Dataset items
#####

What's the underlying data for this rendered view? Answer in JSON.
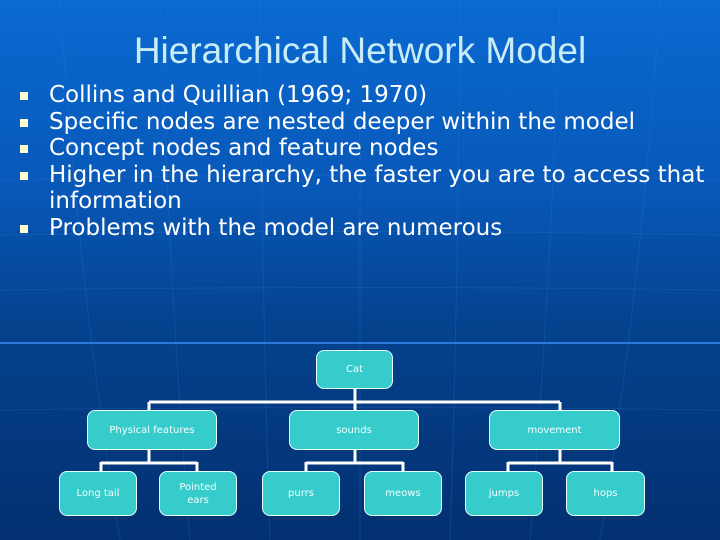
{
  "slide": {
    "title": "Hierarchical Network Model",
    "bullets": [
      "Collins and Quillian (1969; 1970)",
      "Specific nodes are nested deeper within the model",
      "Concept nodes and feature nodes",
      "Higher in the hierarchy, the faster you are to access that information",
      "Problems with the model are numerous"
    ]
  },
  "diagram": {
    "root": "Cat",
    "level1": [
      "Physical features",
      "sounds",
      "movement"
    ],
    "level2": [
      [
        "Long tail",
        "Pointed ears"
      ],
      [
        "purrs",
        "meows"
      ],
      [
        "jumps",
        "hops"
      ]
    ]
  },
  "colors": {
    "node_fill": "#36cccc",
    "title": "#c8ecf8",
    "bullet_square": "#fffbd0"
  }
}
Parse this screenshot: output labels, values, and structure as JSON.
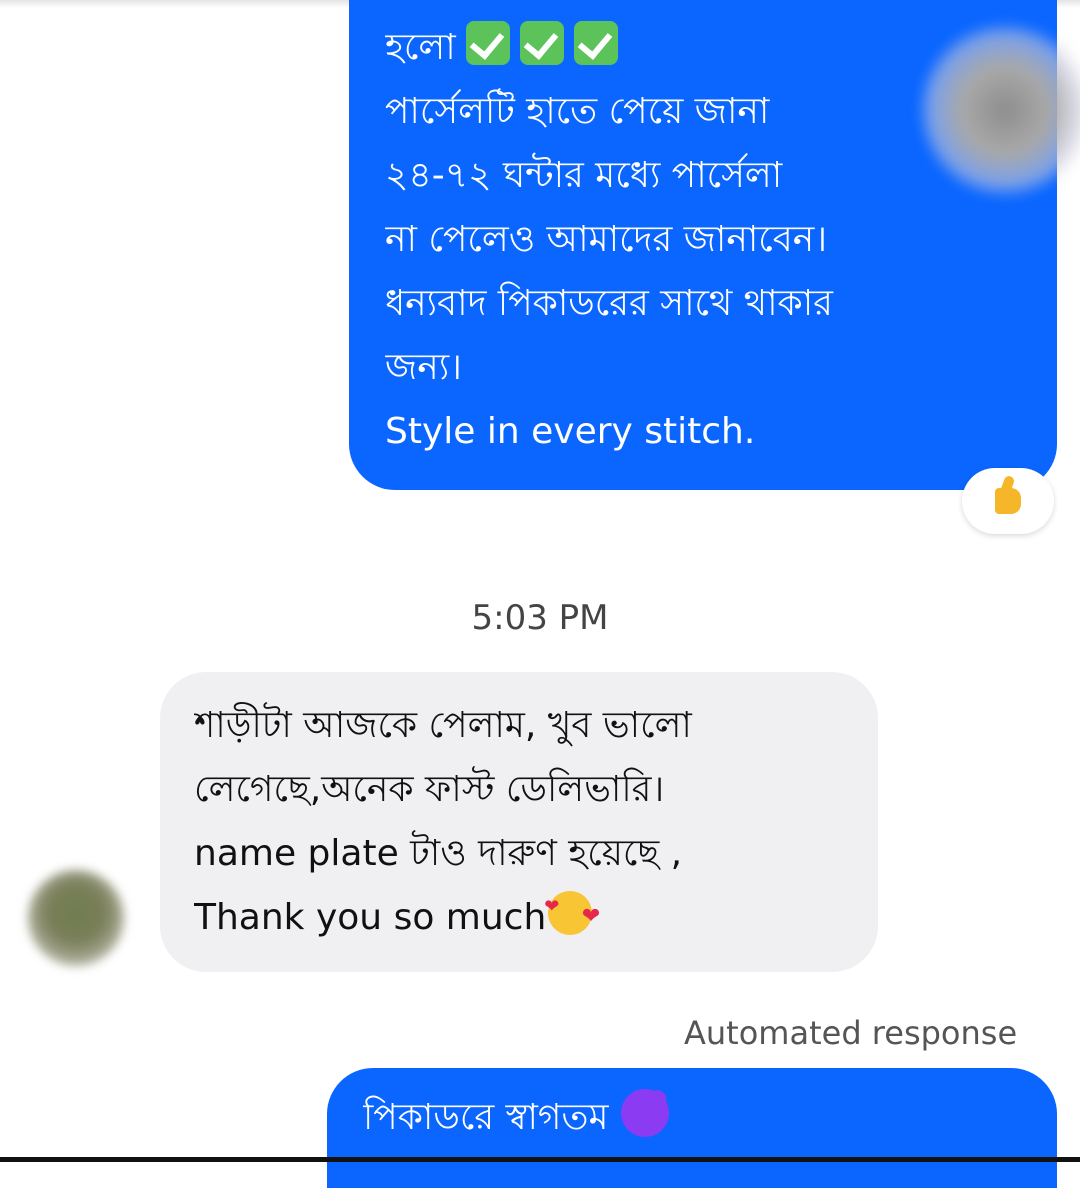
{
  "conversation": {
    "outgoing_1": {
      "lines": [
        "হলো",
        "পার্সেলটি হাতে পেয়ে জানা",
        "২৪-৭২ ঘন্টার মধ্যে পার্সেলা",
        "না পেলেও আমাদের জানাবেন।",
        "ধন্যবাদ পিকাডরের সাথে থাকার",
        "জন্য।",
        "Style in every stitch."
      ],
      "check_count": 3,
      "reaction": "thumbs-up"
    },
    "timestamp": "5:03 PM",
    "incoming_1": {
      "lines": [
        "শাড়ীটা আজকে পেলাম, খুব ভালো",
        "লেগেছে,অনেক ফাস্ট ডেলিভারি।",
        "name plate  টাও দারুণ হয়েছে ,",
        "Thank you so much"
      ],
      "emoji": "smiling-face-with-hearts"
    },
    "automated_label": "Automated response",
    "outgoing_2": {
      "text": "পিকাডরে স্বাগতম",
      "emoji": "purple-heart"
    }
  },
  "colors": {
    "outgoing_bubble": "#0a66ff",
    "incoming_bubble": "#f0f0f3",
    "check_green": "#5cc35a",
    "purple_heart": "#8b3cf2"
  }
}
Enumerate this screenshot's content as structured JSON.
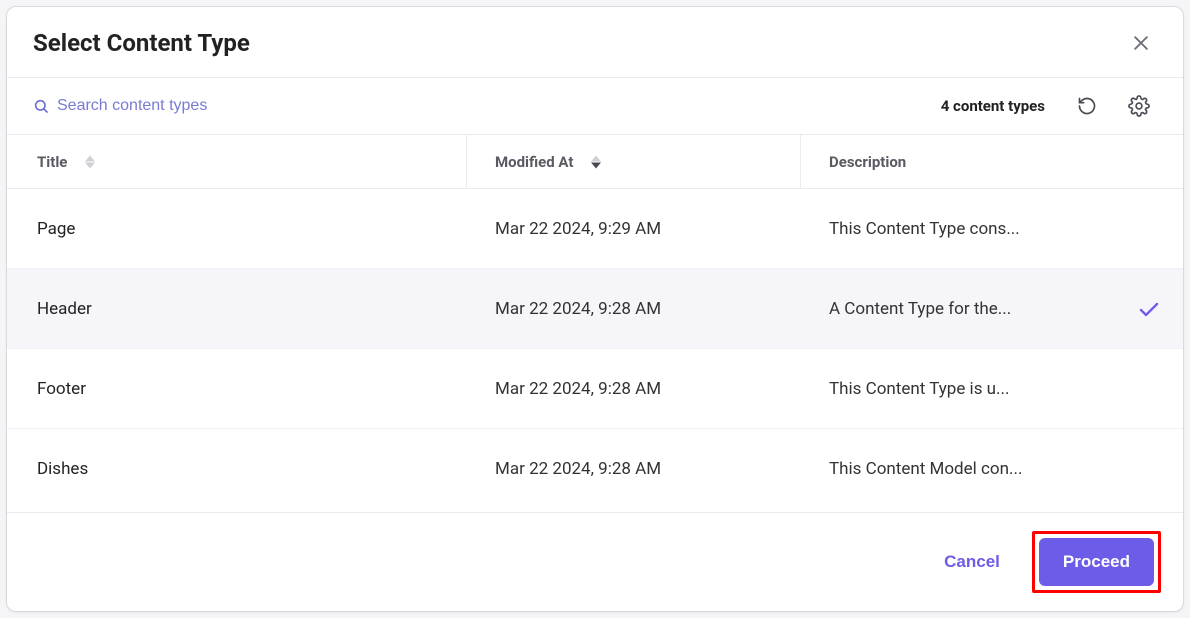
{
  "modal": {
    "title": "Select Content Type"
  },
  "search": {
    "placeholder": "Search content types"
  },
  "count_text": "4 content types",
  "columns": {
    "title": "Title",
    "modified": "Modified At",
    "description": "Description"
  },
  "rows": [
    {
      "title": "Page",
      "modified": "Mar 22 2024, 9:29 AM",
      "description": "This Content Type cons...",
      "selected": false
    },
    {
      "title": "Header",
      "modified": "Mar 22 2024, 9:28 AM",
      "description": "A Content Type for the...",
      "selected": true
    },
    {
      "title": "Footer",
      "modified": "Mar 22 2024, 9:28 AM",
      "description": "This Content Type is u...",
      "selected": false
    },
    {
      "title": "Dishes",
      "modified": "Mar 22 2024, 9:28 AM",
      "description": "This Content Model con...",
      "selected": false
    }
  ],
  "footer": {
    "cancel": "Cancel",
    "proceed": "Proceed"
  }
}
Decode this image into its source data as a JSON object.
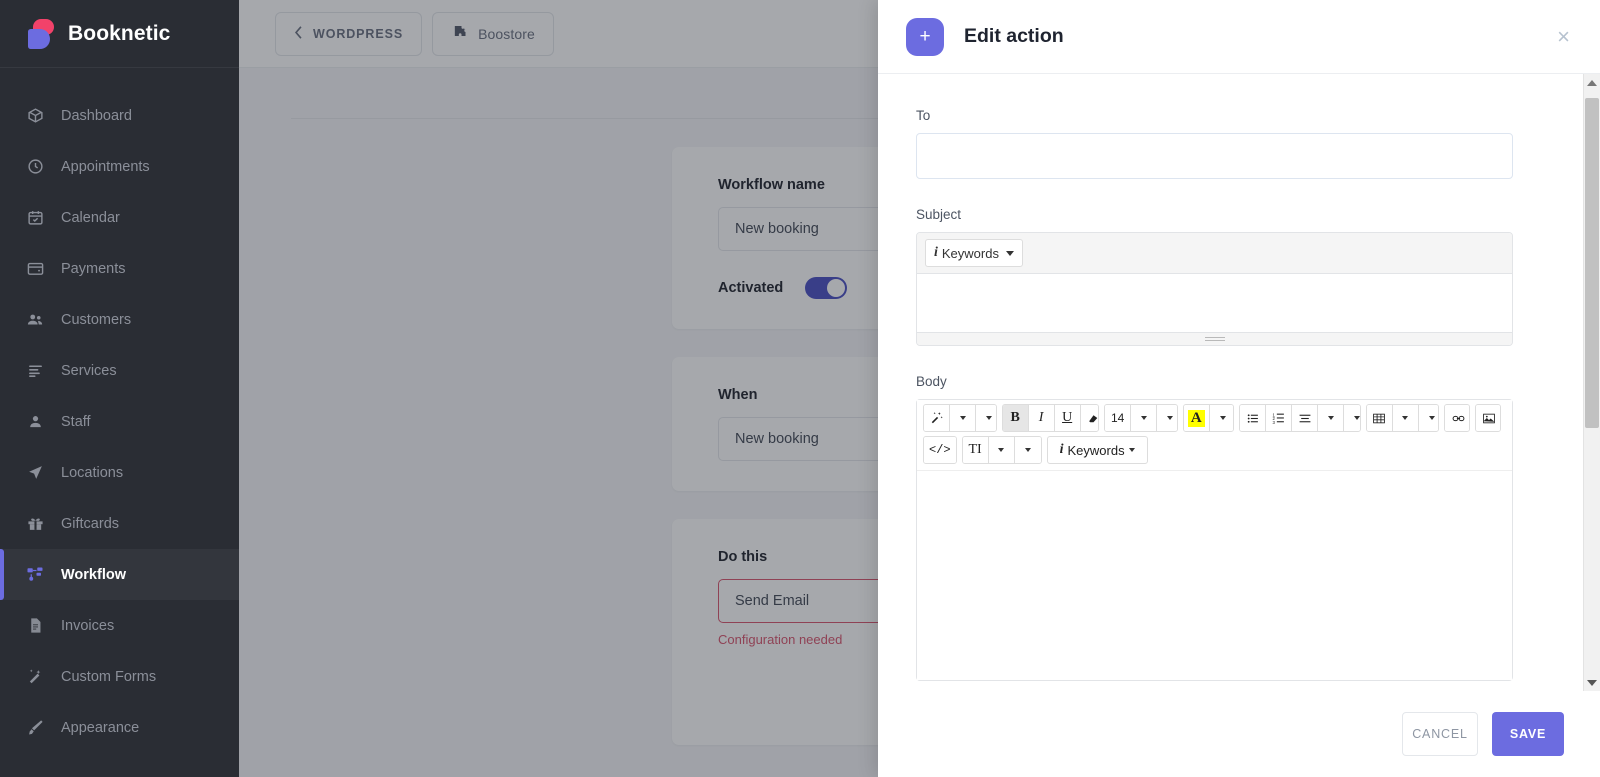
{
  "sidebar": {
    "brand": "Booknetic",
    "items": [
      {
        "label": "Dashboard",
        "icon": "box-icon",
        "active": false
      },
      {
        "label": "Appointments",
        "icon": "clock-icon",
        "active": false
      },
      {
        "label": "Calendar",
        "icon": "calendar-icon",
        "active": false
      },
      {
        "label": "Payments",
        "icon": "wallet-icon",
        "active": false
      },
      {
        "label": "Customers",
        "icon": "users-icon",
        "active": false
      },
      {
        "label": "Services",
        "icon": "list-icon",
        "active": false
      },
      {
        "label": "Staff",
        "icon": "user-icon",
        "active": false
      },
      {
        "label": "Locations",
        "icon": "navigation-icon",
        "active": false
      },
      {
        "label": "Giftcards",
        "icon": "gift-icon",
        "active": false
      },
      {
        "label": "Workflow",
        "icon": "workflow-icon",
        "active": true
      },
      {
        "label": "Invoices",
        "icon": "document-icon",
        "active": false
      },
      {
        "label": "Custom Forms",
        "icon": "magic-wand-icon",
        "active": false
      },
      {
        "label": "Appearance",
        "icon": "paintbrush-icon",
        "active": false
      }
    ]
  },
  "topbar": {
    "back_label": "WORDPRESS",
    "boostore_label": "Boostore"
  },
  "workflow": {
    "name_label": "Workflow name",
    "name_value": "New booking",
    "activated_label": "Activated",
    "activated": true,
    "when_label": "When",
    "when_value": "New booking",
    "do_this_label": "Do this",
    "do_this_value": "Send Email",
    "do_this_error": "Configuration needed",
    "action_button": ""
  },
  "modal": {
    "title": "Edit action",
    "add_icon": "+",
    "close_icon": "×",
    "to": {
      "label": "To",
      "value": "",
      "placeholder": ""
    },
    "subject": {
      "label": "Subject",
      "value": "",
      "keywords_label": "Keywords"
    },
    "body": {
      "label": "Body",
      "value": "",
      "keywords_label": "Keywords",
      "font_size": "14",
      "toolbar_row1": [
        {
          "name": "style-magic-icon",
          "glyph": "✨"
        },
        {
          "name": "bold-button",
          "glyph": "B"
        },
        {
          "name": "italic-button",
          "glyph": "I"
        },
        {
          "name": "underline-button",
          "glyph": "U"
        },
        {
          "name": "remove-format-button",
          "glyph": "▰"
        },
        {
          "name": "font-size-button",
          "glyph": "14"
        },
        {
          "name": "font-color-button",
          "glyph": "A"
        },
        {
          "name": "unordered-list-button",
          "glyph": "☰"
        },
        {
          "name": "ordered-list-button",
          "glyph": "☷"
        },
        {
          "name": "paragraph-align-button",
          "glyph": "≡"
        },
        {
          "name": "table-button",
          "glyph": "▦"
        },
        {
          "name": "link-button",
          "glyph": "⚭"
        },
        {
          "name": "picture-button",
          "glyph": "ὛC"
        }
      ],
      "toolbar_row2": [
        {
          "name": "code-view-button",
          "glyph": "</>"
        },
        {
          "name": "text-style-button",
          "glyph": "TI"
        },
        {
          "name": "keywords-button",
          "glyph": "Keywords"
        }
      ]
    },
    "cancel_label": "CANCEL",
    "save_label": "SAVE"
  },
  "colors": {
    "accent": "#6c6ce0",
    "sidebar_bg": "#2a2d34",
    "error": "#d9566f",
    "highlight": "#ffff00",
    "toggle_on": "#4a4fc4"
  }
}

#####

Using the data above, say how many lines include "true". No other reply is needed.

3